WRITTEN TASK —
Each entry below should be echoed exactly, with pictures omitted.

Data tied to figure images
++++++

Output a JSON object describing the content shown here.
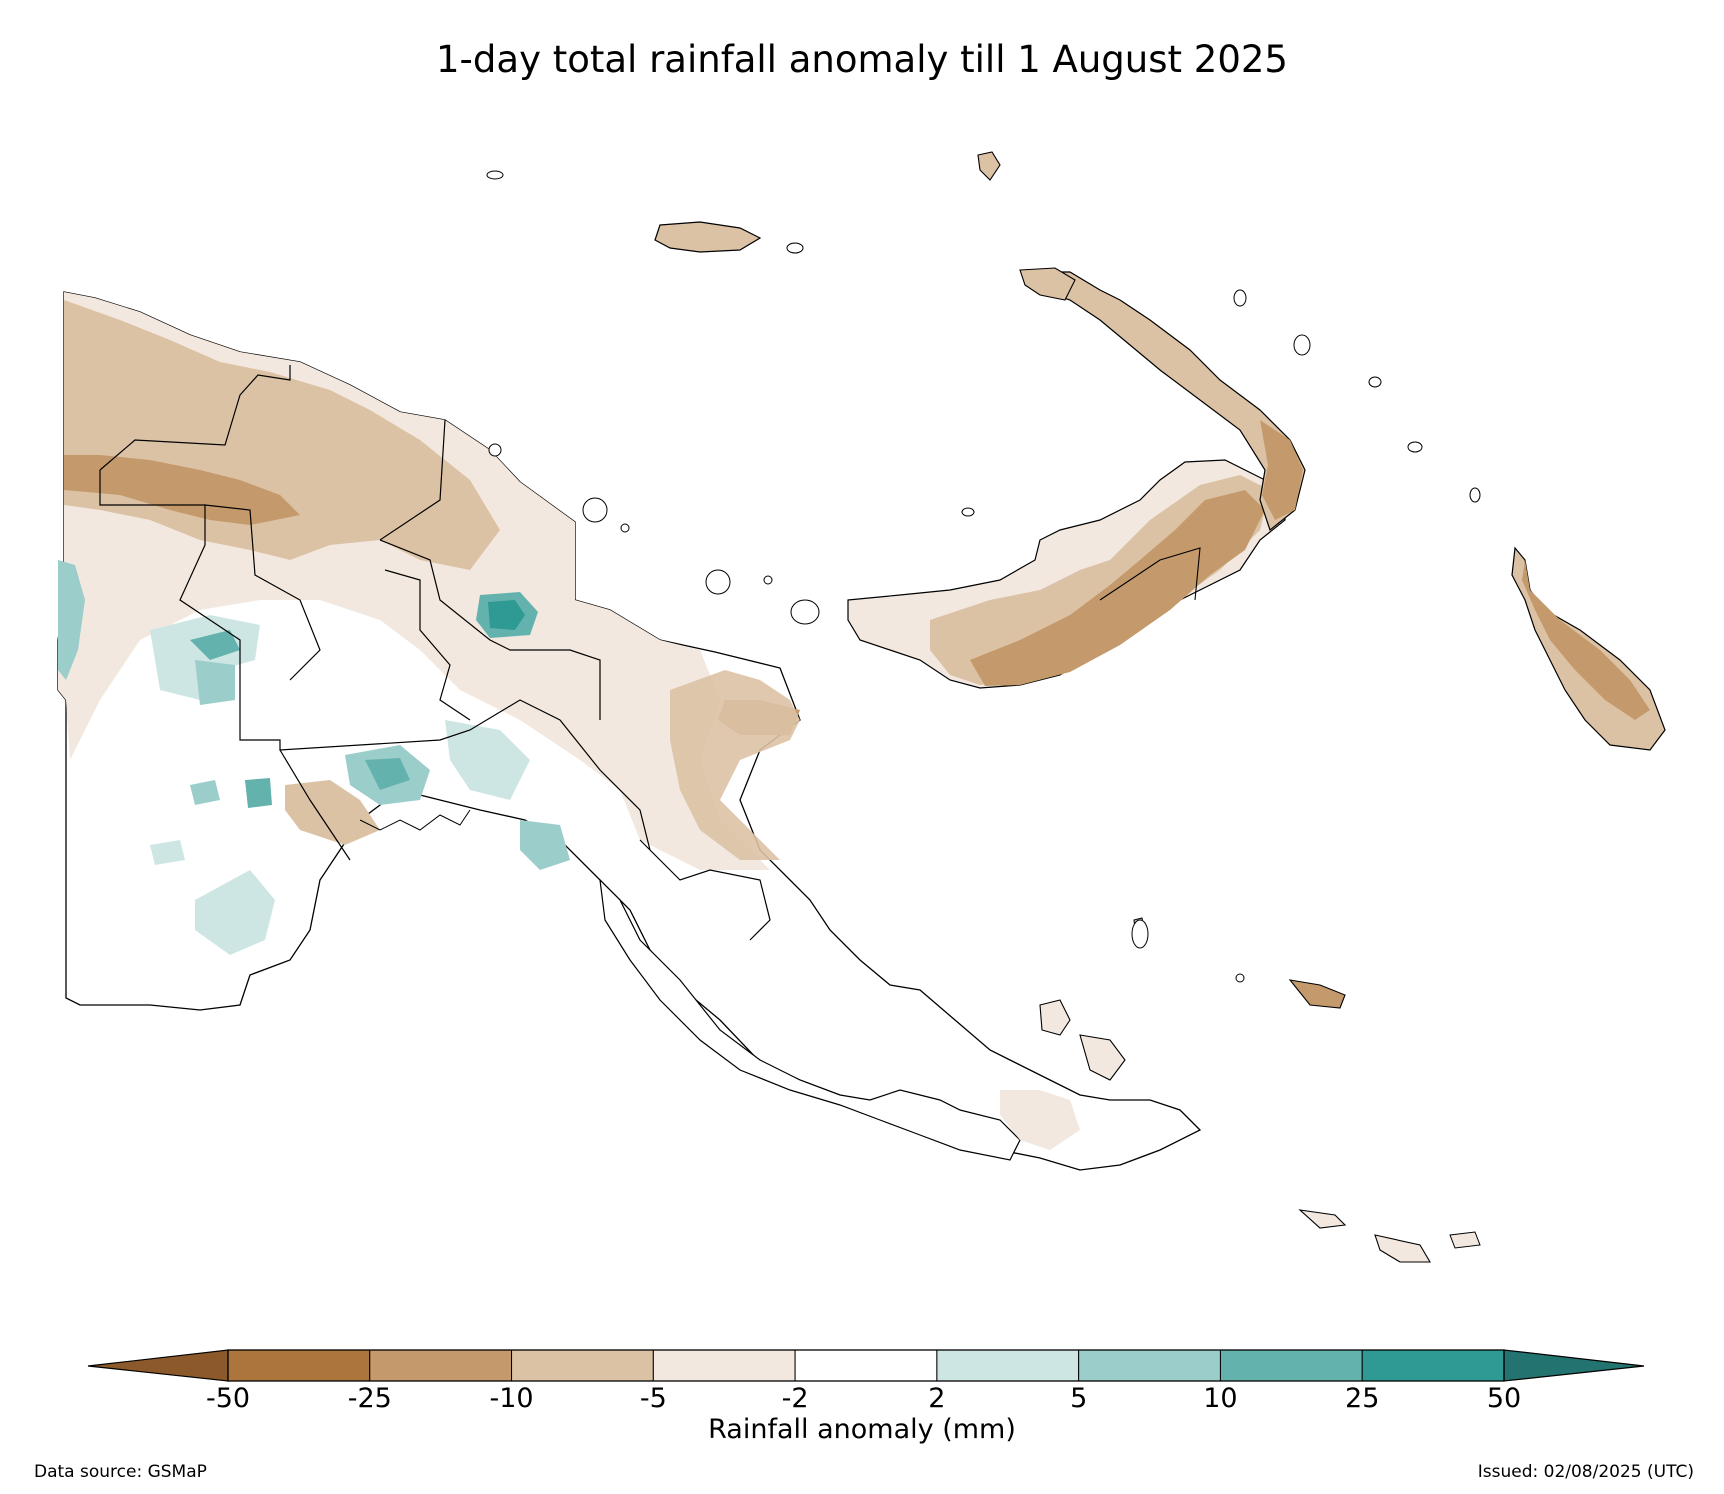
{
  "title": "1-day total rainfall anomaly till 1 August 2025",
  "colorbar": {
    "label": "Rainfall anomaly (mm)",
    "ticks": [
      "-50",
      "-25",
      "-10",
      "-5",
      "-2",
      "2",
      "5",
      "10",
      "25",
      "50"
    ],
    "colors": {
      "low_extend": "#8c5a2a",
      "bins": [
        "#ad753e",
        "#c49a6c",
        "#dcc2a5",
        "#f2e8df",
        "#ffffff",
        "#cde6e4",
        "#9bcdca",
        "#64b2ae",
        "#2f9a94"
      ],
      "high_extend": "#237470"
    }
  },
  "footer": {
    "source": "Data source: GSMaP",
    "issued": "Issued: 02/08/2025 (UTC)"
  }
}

++++++

EXPECTED ANSWER —
Output a JSON object describing the content shown here.
{
  "title": "1-day total rainfall anomaly till 1 August 2025",
  "colorbar": {
    "label": "Rainfall anomaly (mm)",
    "ticks": [
      "-50",
      "-25",
      "-10",
      "-5",
      "-2",
      "2",
      "5",
      "10",
      "25",
      "50"
    ],
    "colors": {
      "low_extend": "#8c5a2a",
      "bins": [
        "#ad753e",
        "#c49a6c",
        "#dcc2a5",
        "#f2e8df",
        "#ffffff",
        "#cde6e4",
        "#9bcdca",
        "#64b2ae",
        "#2f9a94"
      ],
      "high_extend": "#237470"
    }
  },
  "footer": {
    "source": "Data source: GSMaP",
    "issued": "Issued: 02/08/2025 (UTC)"
  }
}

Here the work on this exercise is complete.